▸ **Problem**:
Search the material for "камере" and show all lines that contain it.

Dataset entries
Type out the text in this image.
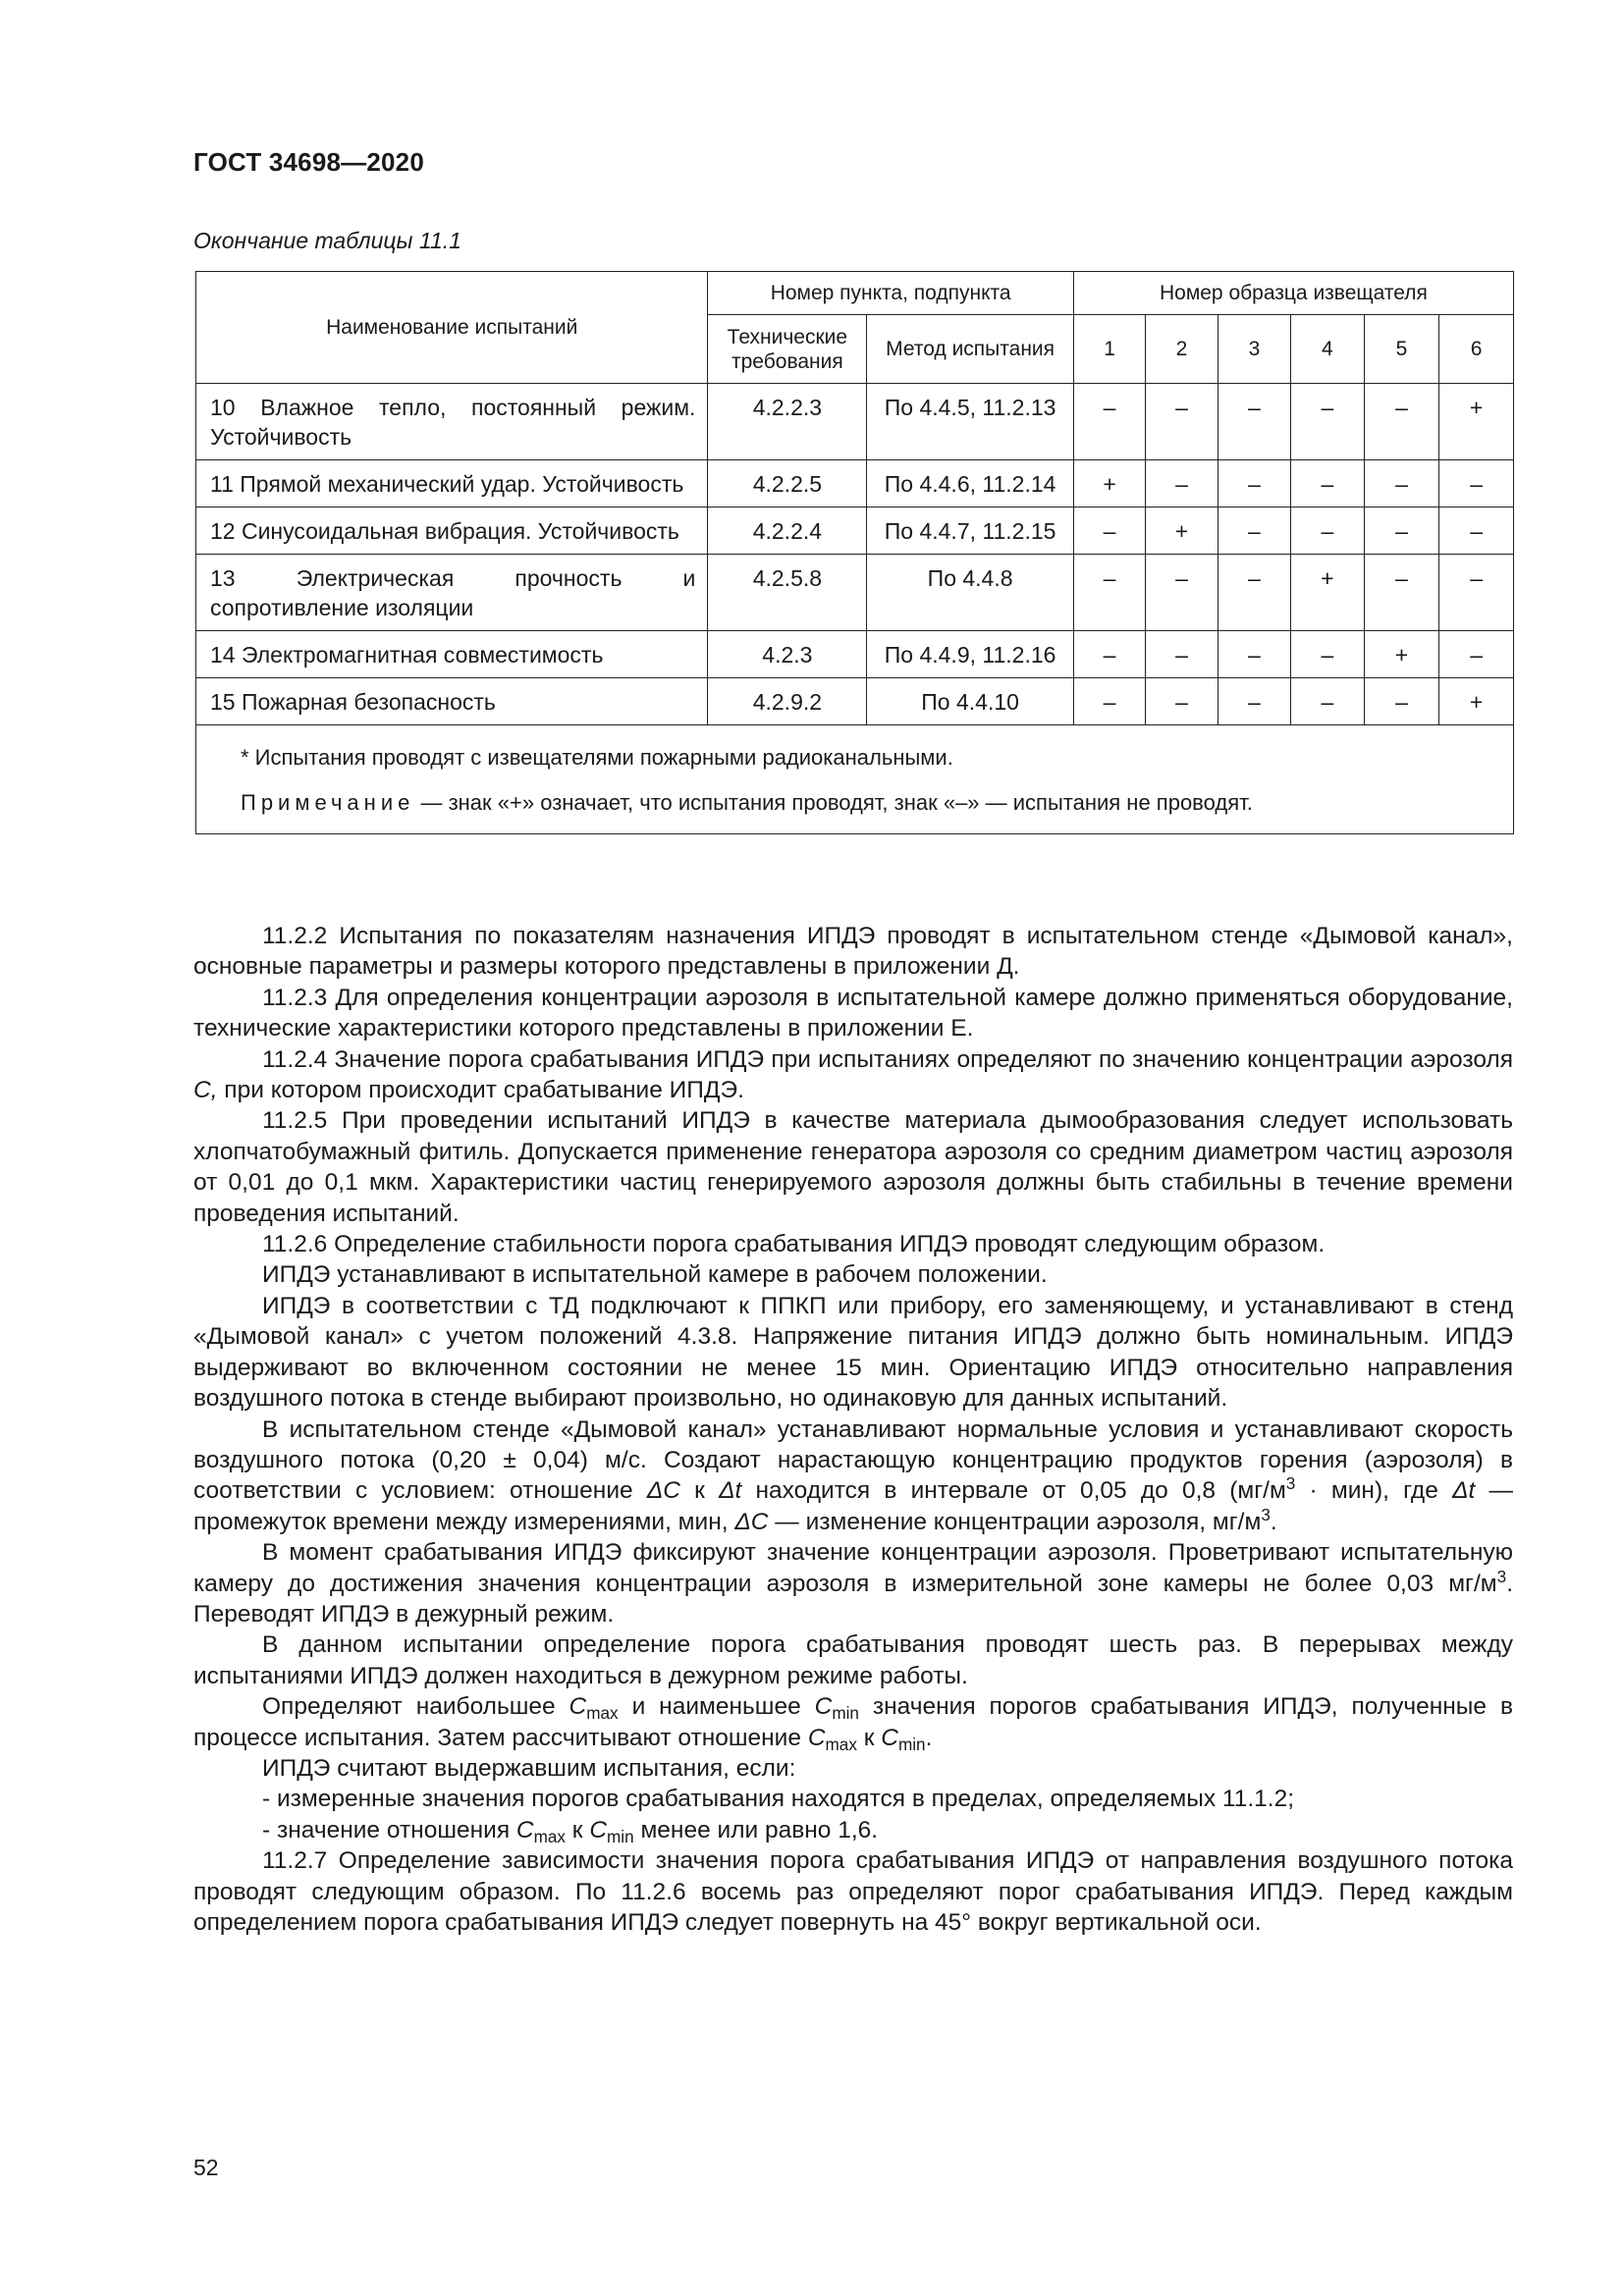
ГОСТ 34698—2020
Окончание таблицы 11.1
Наименование испытаний	Номер пункта, подпункта		Номер образца извещателя					
	Технические требования	Метод испытания	1	2	3	4	5	6
10 Влажное тепло, постоянный режим. Устойчивость	4.2.2.3	По 4.4.5, 11.2.13	–	–	–	–	–	+
11 Прямой механический удар. Устойчивость	4.2.2.5	По 4.4.6, 11.2.14	+	–	–	–	–	–
12 Синусоидальная вибрация. Устойчивость	4.2.2.4	По 4.4.7, 11.2.15	–	+	–	–	–	–
13 Электрическая прочность и сопротивление изоляции	4.2.5.8	По 4.4.8	–	–	–	+	–	–
14 Электромагнитная совместимость	4.2.3	По 4.4.9, 11.2.16	–	–	–	–	+	–
15 Пожарная безопасность	4.2.9.2	По 4.4.10	–	–	–	–	–	+

* Испытания проводят с извещателями пожарными радиоканальными.
Примечание — знак «+» означает, что испытания проводят, знак «–» — испытания не проводят.								

11.2.2 Испытания по показателям назначения ИПДЭ проводят в испытательном стенде «Дымовой канал», основные параметры и размеры которого представлены в приложении Д.

11.2.3 Для определения концентрации аэрозоля в испытательной камере должно применяться оборудование, технические характеристики которого представлены в приложении Е.

11.2.4 Значение порога срабатывания ИПДЭ при испытаниях определяют по значению концентрации аэрозоля C, при котором происходит срабатывание ИПДЭ.

11.2.5 При проведении испытаний ИПДЭ в качестве материала дымообразования следует использовать хлопчатобумажный фитиль. Допускается применение генератора аэрозоля со средним диаметром частиц аэрозоля от 0,01 до 0,1 мкм. Характеристики частиц генерируемого аэрозоля должны быть стабильны в течение времени проведения испытаний.

11.2.6 Определение стабильности порога срабатывания ИПДЭ проводят следующим образом.

ИПДЭ устанавливают в испытательной камере в рабочем положении.

ИПДЭ в соответствии с ТД подключают к ППКП или прибору, его заменяющему, и устанавливают в стенд «Дымовой канал» с учетом положений 4.3.8. Напряжение питания ИПДЭ должно быть номинальным. ИПДЭ выдерживают во включенном состоянии не менее 15 мин. Ориентацию ИПДЭ относительно направления воздушного потока в стенде выбирают произвольно, но одинаковую для данных испытаний.

В испытательном стенде «Дымовой канал» устанавливают нормальные условия и устанавливают скорость воздушного потока (0,20 ± 0,04) м/с. Создают нарастающую концентрацию продуктов горения (аэрозоля) в соответствии с условием: отношение ΔC к Δt находится в интервале от 0,05 до 0,8 $(мг/м^3 \cdot мин)$, где Δt — промежуток времени между измерениями, мин, ΔC — изменение концентрации аэрозоля, $мг/м^3$.

В момент срабатывания ИПДЭ фиксируют значение концентрации аэрозоля. Проветривают испытательную камеру до достижения значения концентрации аэрозоля в измерительной зоне камеры не более 0,03 $мг/м^3$. Переводят ИПДЭ в дежурный режим.

В данном испытании определение порога срабатывания проводят шесть раз. В перерывах между испытаниями ИПДЭ должен находиться в дежурном режиме работы.

Определяют наибольшее $C_{max}$ и наименьшее $C_{min}$ значения порогов срабатывания ИПДЭ, полученные в процессе испытания. Затем рассчитывают отношение $C_{max}$ к $C_{min}$.

ИПДЭ считают выдержавшим испытания, если:

- измеренные значения порогов срабатывания находятся в пределах, определяемых 11.1.2;

- значение отношения $C_{max}$ к $C_{min}$ менее или равно 1,6.

11.2.7 Определение зависимости значения порога срабатывания ИПДЭ от направления воздушного потока проводят следующим образом. По 11.2.6 восемь раз определяют порог срабатывания ИПДЭ. Перед каждым определением порога срабатывания ИПДЭ следует повернуть на 45° вокруг вертикальной оси.

52
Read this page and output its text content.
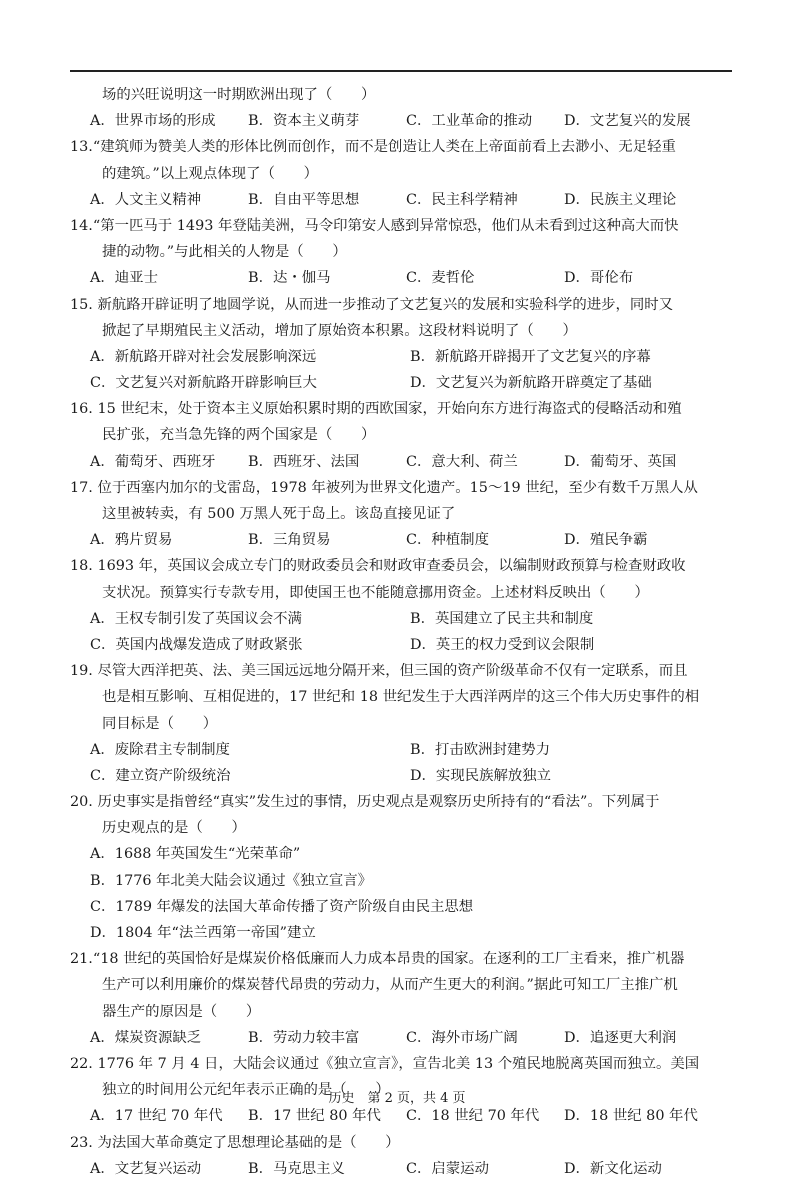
场的兴旺说明这一时期欧洲出现了（　　）
A．世界市场的形成	B．资本主义萌芽	C．工业革命的推动	D．文艺复兴的发展
13.“建筑师为赞美人类的形体比例而创作，而不是创造让人类在上帝面前看上去渺小、无足轻重
的建筑。”以上观点体现了（　　）
A．人文主义精神	B．自由平等思想	C．民主科学精神	D．民族主义理论
14.“第一匹马于 1493 年登陆美洲，马令印第安人感到异常惊恐，他们从未看到过这种高大而快
捷的动物。”与此相关的人物是（　　）
A．迪亚士	B．达・伽马	C．麦哲伦	D．哥伦布
15. 新航路开辟证明了地圆学说，从而进一步推动了文艺复兴的发展和实验科学的进步，同时又
掀起了早期殖民主义活动，增加了原始资本积累。这段材料说明了（　　）
A．新航路开辟对社会发展影响深远	B．新航路开辟揭开了文艺复兴的序幕
C．文艺复兴对新航路开辟影响巨大	D．文艺复兴为新航路开辟奠定了基础
16. 15 世纪末，处于资本主义原始积累时期的西欧国家，开始向东方进行海盗式的侵略活动和殖
民扩张，充当急先锋的两个国家是（　　）
A．葡萄牙、西班牙	B．西班牙、法国	C．意大利、荷兰	D．葡萄牙、英国
17. 位于西塞内加尔的戈雷岛，1978 年被列为世界文化遗产。15～19 世纪，至少有数千万黑人从
这里被转卖，有 500 万黑人死于岛上。该岛直接见证了
A．鸦片贸易	B．三角贸易	C．种植制度	D．殖民争霸
18. 1693 年，英国议会成立专门的财政委员会和财政审查委员会，以编制财政预算与检查财政收
支状况。预算实行专款专用，即使国王也不能随意挪用资金。上述材料反映出（　　）
A．王权专制引发了英国议会不满	B．英国建立了民主共和制度
C．英国内战爆发造成了财政紧张	D．英王的权力受到议会限制
19. 尽管大西洋把英、法、美三国远远地分隔开来，但三国的资产阶级革命不仅有一定联系，而且
也是相互影响、互相促进的，17 世纪和 18 世纪发生于大西洋两岸的这三个伟大历史事件的相
同目标是（　　）
A．废除君主专制制度	B．打击欧洲封建势力
C．建立资产阶级统治	D．实现民族解放独立
20. 历史事实是指曾经“真实”发生过的事情，历史观点是观察历史所持有的“看法”。下列属于
历史观点的是（　　）
A．1688 年英国发生“光荣革命”
B．1776 年北美大陆会议通过《独立宣言》
C．1789 年爆发的法国大革命传播了资产阶级自由民主思想
D．1804 年“法兰西第一帝国”建立
21.“18 世纪的英国恰好是煤炭价格低廉而人力成本昂贵的国家。在逐利的工厂主看来，推广机器
生产可以利用廉价的煤炭替代昂贵的劳动力，从而产生更大的利润。”据此可知工厂主推广机
器生产的原因是（　　）
A．煤炭资源缺乏	B．劳动力较丰富	C．海外市场广阔	D．追逐更大利润
22. 1776 年 7 月 4 日，大陆会议通过《独立宣言》，宣告北美 13 个殖民地脱离英国而独立。美国
独立的时间用公元纪年表示正确的是（　　）
A．17 世纪 70 年代	B．17 世纪 80 年代	C．18 世纪 70 年代	D．18 世纪 80 年代
23. 为法国大革命奠定了思想理论基础的是（　　）
A．文艺复兴运动	B．马克思主义	C．启蒙运动	D．新文化运动
历史　第 2 页，共 4 页
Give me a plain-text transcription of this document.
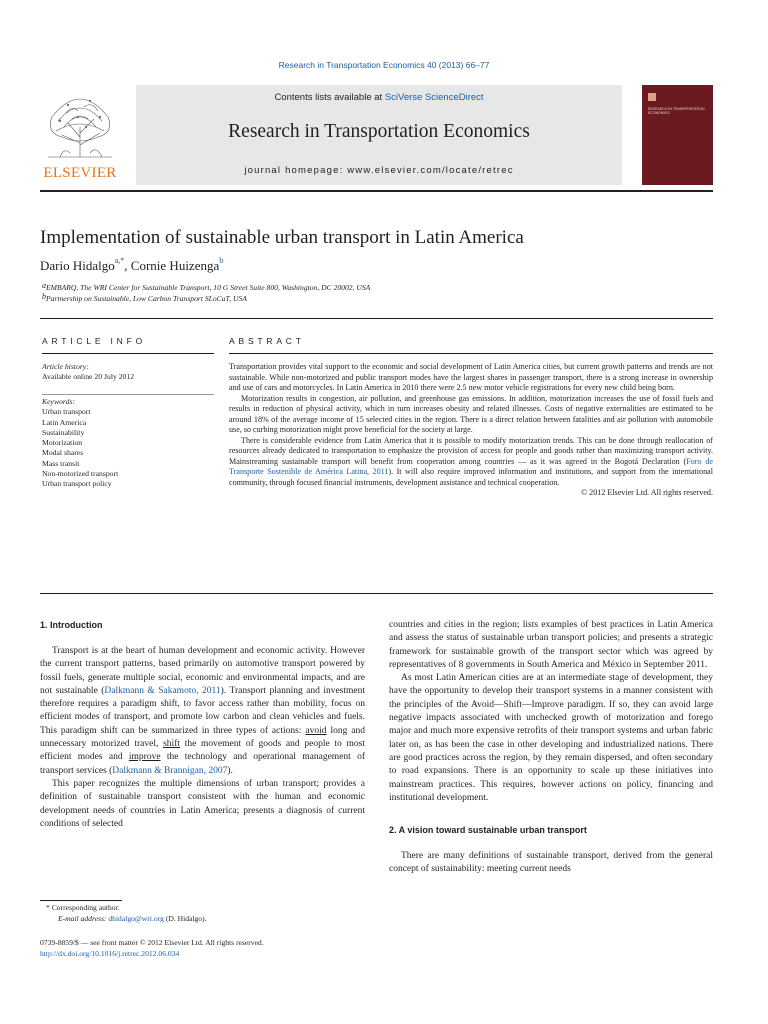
Research in Transportation Economics 40 (2013) 66–77
ELSEVIER
Contents lists available at SciVerse ScienceDirect
Research in Transportation Economics
journal homepage: www.elsevier.com/locate/retrec
RESEARCH IN TRANSPORTATION ECONOMICS
Implementation of sustainable urban transport in Latin America
Dario Hidalgo$^{a,*}$, Cornie Huizenga$^b$
$^a$EMBARQ, The WRI Center for Sustainable Transport, 10 G Street Suite 800, Washington, DC 20002, USA
$^b$Partnership on Sustainable, Low Carbon Transport SLoCaT, USA
ARTICLE INFO	ABSTRACT
Article history:
Available online 20 July 2012
Keywords:
Urban transport
Latin America
Sustainability
Motorization
Modal shares
Mass transit
Non-motorized transport
Urban transport policy

Transportation provides vital support to the economic and social development of Latin America cities, but current growth patterns and trends are not sustainable. While non-motorized and public transport modes have the largest shares in passenger transport, there is a strong increase in ownership and use of cars and motorcycles. In Latin America in 2010 there were 2.5 new motor vehicle registrations for every new child being born.

Motorization results in congestion, air pollution, and greenhouse gas emissions. In addition, motorization increases the use of fossil fuels and results in reduction of physical activity, which in turn increases obesity and related illnesses. Costs of negative externalities are estimated to be around 18% of the average income of 15 selected cities in the region. There is a direct relation between fatalities and air pollution with automobile use, so curbing motorization might prove beneficial for the society at large.

There is considerable evidence from Latin America that it is possible to modify motorization trends. This can be done through reallocation of resources already dedicated to transportation to emphasize the provision of access for people and goods rather than maximizing transport activity. Mainstreaming sustainable transport will benefit from cooperation among countries — as it was agreed in the Bogotá Declaration (Foro de Transporte Sostenible de América Latina, 2011). It will also require improved information and institutions, and support from the international community, through focused financial instruments, development assistance and technical cooperation.

© 2012 Elsevier Ltd. All rights reserved.

1. Introduction

Transport is at the heart of human development and economic activity. However the current transport patterns, based primarily on automotive transport powered by fossil fuels, generate multiple social, economic and environmental impacts, and are not sustainable (Dalkmann & Sakamoto, 2011). Transport planning and investment therefore requires a paradigm shift, to favor access rather than mobility, focus on efficient modes of transport, and promote low carbon and clean vehicles and fuels. This paradigm shift can be summarized in three types of actions: avoid long and unnecessary motorized travel, shift the movement of goods and people to most efficient modes and improve the technology and operational management of transport services (Dalkmann & Brannigan, 2007).

This paper recognizes the multiple dimensions of urban transport; provides a definition of sustainable transport consistent with the human and economic development needs of countries in Latin America; presents a diagnosis of current conditions of selected

countries and cities in the region; lists examples of best practices in Latin America and assess the status of sustainable urban transport policies; and presents a strategic framework for sustainable growth of the transport sector which was agreed by representatives of 8 governments in South America and México in September 2011.

As most Latin American cities are at an intermediate stage of development, they have the opportunity to develop their transport systems in a manner consistent with the principles of the Avoid—Shift—Improve paradigm. If so, they can avoid large negative impacts associated with unchecked growth of motorization and forego major and much more expensive retrofits of their transport systems and urban fabric later on, as has been the case in other developing and industrialized nations. There are good practices across the region, by they remain dispersed, and often secondary to road expansions. There is an opportunity to scale up these initiatives into mainstream practices. This requires, however actions on policy, financing and institutional development.

2. A vision toward sustainable urban transport

There are many definitions of sustainable transport, derived from the general concept of sustainability: meeting current needs

* Corresponding author.
E-mail address: dhidalgo@wri.org (D. Hidalgo).
0739-8859/$ — see front matter © 2012 Elsevier Ltd. All rights reserved.
http://dx.doi.org/10.1016/j.retrec.2012.06.034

▸ **Reply**:
11.2.3 Для определения концентрации аэрозоля в испытательной камере должно применяться оборудование, технические характеристики которого представлены в приложении Е.
ИПДЭ устанавливают в испытательной камере в рабочем положении.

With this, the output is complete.